Exercise => Report the count of lines containing the word "type" in the entries below, and nothing more.

Stored rows =>
┌──

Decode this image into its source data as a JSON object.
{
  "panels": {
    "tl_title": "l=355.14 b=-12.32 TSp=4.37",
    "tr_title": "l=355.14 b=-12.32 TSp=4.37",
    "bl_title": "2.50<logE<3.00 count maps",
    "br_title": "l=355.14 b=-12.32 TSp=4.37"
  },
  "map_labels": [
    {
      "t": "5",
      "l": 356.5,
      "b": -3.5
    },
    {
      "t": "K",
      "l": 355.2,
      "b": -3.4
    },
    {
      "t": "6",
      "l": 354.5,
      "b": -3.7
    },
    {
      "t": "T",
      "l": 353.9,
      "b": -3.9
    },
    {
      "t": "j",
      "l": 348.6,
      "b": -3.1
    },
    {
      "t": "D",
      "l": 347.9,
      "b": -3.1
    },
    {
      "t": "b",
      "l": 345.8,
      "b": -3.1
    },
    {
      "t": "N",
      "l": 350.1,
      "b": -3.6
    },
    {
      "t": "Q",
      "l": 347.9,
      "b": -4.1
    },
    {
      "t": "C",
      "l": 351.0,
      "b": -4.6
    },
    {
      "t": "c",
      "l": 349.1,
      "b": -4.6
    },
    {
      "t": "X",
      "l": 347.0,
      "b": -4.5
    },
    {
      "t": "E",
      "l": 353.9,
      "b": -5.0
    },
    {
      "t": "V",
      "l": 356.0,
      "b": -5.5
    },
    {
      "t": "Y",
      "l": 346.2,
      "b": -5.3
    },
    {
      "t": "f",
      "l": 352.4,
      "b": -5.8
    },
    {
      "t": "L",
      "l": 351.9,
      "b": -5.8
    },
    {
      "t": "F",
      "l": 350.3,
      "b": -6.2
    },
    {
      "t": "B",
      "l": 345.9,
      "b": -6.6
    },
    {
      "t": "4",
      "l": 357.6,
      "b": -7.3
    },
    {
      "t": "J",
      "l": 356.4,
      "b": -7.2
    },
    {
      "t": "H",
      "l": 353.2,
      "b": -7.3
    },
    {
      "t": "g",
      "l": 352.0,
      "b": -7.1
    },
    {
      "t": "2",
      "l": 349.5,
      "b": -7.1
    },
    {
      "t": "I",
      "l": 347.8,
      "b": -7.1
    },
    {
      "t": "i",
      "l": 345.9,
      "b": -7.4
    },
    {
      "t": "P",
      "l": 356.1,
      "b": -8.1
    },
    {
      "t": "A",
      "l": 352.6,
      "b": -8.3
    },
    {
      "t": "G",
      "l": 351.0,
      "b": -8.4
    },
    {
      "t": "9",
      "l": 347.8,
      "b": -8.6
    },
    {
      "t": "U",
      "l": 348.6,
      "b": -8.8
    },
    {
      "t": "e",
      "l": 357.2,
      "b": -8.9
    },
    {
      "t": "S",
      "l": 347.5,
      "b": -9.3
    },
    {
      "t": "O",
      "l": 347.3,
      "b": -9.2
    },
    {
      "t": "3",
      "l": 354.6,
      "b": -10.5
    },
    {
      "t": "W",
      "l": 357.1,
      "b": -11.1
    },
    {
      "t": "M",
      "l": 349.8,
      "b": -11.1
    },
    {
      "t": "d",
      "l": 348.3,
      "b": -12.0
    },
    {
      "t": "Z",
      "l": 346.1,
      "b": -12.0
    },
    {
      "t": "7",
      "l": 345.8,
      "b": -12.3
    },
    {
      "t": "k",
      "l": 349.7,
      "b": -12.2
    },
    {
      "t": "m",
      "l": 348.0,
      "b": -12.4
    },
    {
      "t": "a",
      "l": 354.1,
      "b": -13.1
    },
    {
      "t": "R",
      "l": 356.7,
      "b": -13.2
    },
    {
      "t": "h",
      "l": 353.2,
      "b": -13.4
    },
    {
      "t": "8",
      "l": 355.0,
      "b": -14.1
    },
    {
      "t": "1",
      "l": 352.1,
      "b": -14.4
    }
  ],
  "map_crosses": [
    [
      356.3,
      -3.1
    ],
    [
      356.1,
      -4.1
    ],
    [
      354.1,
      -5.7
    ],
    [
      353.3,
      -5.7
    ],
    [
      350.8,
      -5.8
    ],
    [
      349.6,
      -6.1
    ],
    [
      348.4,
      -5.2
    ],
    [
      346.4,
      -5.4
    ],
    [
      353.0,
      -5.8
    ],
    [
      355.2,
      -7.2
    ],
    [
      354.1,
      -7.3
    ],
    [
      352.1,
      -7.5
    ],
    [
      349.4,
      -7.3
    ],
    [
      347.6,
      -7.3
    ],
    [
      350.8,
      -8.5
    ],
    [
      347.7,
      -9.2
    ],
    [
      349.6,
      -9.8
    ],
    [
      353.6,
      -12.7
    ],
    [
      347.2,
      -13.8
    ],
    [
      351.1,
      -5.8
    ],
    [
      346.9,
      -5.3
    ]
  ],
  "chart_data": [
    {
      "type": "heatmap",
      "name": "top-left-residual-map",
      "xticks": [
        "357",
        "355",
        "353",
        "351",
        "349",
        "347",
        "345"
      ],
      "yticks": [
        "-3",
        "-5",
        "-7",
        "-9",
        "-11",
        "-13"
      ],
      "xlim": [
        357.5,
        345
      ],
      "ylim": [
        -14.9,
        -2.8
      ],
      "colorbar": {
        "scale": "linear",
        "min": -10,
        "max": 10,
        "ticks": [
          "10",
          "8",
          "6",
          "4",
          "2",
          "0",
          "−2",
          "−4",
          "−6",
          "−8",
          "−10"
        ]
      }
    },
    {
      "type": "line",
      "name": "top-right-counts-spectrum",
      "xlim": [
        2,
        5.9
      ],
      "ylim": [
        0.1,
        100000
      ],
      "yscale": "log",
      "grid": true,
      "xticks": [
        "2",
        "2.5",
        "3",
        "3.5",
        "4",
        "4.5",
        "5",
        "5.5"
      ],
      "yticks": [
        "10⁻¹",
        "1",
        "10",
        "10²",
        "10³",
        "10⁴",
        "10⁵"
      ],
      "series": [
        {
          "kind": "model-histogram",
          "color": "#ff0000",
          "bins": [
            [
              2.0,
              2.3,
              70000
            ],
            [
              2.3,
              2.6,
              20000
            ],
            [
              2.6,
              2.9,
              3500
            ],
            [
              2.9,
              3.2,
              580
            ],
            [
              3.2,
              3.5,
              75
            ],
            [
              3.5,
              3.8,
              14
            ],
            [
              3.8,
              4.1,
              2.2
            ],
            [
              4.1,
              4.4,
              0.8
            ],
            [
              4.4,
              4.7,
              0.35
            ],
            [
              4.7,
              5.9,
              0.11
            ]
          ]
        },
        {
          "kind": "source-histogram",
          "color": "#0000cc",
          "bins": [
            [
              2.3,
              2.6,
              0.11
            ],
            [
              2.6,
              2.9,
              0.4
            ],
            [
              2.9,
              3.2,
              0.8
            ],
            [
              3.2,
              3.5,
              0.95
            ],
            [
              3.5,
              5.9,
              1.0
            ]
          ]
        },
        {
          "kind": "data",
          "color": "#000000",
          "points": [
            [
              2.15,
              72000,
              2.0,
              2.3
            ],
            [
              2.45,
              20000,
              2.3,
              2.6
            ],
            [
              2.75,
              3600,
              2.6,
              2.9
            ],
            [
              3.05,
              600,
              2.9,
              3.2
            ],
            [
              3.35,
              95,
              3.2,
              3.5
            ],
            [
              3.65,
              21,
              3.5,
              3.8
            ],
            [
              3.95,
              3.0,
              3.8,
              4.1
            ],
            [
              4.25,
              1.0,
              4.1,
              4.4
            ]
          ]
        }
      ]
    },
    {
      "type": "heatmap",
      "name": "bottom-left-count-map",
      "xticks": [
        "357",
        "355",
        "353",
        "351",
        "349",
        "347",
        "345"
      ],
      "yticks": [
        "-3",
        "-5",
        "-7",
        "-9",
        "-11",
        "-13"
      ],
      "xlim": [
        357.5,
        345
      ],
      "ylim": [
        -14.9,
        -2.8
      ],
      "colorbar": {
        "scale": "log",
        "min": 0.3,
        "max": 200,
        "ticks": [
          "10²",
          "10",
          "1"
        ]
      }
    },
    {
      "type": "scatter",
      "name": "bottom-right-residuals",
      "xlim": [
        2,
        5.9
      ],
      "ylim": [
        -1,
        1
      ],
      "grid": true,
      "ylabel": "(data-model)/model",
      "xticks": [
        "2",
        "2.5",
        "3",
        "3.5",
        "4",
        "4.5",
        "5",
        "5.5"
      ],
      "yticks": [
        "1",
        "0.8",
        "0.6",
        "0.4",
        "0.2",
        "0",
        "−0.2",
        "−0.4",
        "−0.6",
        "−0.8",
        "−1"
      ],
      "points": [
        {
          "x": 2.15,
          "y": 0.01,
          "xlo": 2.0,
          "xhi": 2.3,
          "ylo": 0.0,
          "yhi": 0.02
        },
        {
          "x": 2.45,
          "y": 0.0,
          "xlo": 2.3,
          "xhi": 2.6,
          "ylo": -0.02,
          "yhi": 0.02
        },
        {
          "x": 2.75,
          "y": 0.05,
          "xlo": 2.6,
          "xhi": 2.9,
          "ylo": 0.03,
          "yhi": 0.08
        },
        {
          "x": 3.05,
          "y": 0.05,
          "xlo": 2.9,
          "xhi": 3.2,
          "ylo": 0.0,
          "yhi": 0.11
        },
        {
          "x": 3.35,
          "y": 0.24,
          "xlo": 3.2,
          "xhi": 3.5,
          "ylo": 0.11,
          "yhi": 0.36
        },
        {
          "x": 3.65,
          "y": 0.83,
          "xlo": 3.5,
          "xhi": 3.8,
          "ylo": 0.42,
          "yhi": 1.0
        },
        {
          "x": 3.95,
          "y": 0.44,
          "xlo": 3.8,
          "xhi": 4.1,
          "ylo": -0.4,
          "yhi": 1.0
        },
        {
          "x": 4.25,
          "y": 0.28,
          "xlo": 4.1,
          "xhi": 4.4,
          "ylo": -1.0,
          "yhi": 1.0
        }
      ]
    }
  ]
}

└──

Solved problem => 4